**Short task**:
Copy each line that has the string "this" somewhere in it.

**Information provided**:
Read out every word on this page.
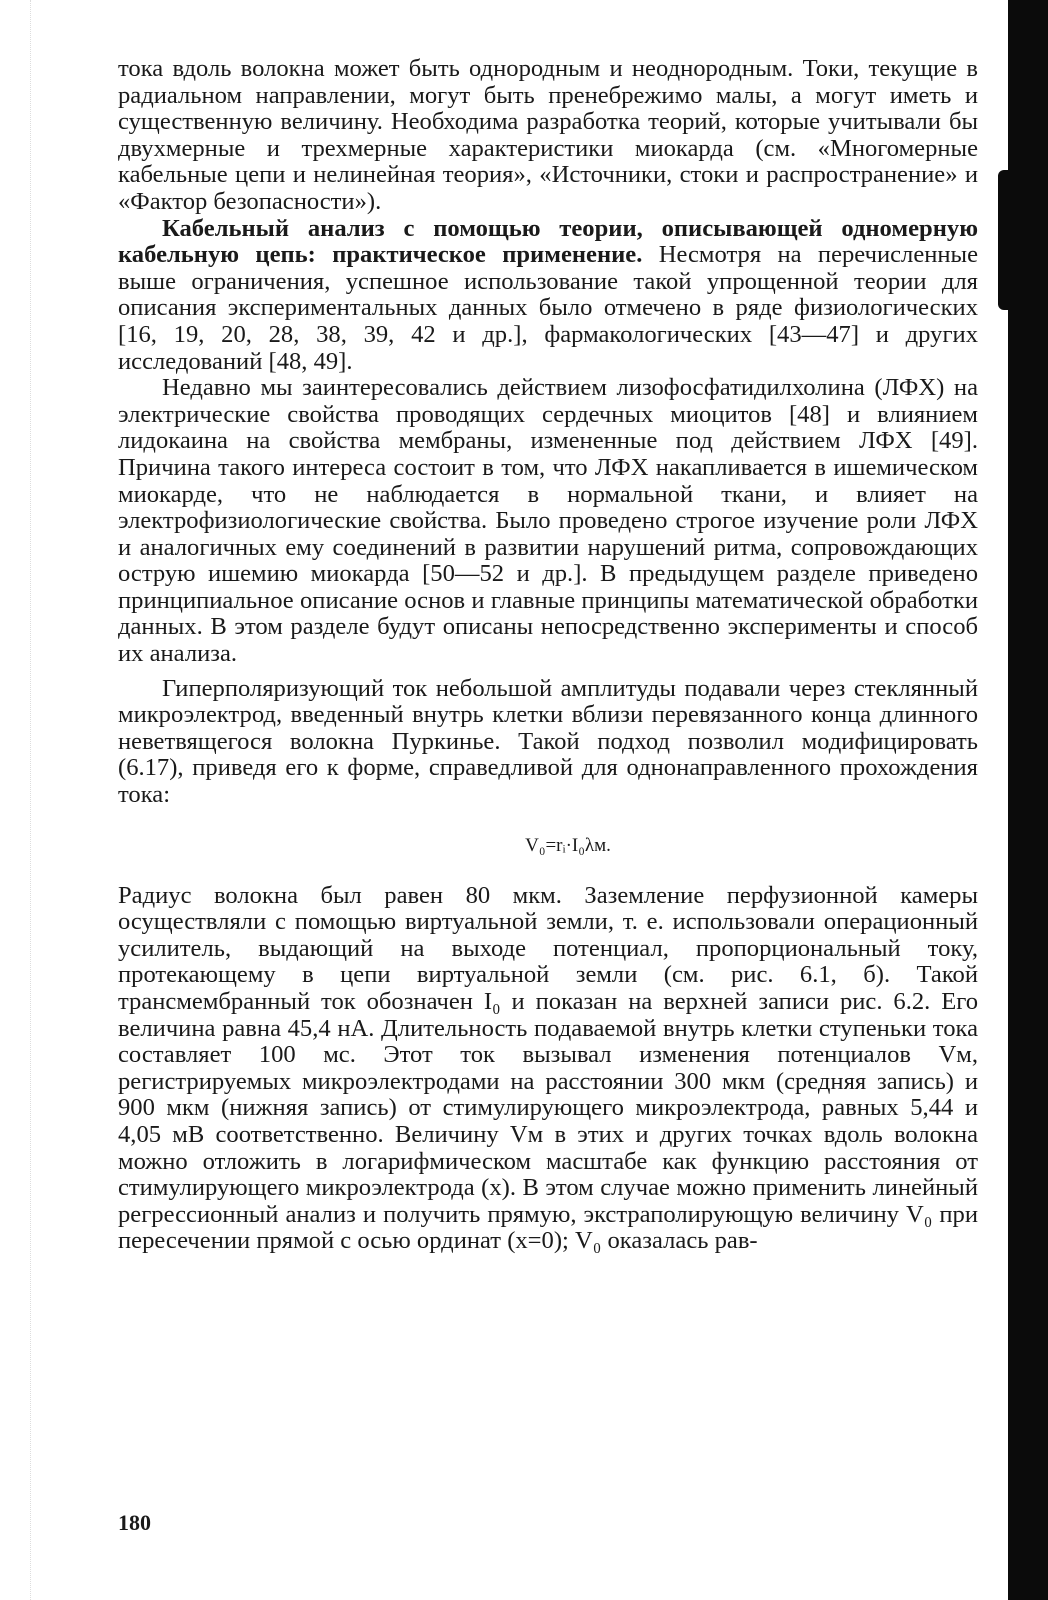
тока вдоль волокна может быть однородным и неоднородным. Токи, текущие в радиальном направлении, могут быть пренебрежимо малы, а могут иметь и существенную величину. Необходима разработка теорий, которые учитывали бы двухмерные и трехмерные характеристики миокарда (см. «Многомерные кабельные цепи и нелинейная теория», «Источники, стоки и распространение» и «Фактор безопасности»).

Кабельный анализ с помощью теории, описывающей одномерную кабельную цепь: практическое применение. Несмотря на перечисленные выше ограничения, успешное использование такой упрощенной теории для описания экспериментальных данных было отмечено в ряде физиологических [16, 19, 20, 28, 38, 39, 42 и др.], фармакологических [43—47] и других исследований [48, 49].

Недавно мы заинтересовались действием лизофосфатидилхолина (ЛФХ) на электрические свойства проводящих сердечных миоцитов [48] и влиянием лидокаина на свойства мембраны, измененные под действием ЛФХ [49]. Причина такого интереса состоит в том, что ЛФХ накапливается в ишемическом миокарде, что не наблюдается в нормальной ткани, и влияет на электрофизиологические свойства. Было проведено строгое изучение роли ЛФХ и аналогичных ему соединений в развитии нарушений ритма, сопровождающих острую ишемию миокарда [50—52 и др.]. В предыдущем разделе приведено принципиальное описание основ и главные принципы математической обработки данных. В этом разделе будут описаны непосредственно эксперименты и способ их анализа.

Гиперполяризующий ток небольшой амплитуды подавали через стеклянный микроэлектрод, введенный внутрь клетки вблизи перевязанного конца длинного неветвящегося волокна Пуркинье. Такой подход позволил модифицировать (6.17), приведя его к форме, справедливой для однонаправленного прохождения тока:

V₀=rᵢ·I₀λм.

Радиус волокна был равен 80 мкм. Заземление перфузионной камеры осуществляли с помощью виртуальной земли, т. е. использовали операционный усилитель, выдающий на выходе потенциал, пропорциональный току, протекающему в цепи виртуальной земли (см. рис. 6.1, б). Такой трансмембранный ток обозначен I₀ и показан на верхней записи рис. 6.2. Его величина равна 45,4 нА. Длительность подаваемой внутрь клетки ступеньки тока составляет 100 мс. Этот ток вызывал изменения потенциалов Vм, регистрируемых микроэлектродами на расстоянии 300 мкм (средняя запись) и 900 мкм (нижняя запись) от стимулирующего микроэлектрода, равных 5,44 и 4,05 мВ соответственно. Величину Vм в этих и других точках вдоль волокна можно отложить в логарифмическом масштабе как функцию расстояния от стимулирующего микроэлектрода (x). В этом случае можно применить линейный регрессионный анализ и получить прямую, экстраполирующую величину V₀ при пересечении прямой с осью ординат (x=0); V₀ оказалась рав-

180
* * *
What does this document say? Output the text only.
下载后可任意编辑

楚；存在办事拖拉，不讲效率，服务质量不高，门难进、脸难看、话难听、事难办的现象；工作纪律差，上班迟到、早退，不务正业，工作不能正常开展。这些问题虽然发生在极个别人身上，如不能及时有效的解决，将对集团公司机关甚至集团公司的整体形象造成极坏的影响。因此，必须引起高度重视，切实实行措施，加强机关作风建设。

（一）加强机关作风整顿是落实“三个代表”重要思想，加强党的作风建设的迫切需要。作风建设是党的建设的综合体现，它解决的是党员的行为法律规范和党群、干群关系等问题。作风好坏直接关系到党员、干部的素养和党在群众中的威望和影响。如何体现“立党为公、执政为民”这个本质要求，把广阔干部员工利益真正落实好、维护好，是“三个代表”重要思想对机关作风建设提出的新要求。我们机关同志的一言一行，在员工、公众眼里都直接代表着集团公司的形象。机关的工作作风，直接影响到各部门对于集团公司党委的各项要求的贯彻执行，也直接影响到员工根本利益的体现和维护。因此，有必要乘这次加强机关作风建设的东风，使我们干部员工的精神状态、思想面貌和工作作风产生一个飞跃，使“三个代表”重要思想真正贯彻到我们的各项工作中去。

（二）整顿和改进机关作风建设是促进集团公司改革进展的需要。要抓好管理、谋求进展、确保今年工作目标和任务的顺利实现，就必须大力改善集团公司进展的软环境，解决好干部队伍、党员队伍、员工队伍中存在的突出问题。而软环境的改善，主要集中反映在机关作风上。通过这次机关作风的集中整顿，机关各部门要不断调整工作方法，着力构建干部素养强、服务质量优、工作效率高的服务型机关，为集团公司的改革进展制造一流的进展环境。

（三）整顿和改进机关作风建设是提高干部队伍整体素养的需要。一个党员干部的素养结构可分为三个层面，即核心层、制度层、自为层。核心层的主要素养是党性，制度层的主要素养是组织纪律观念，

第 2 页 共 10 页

**Reply to the task**:
Read out every word on this page.
What does this document say? Output the text only.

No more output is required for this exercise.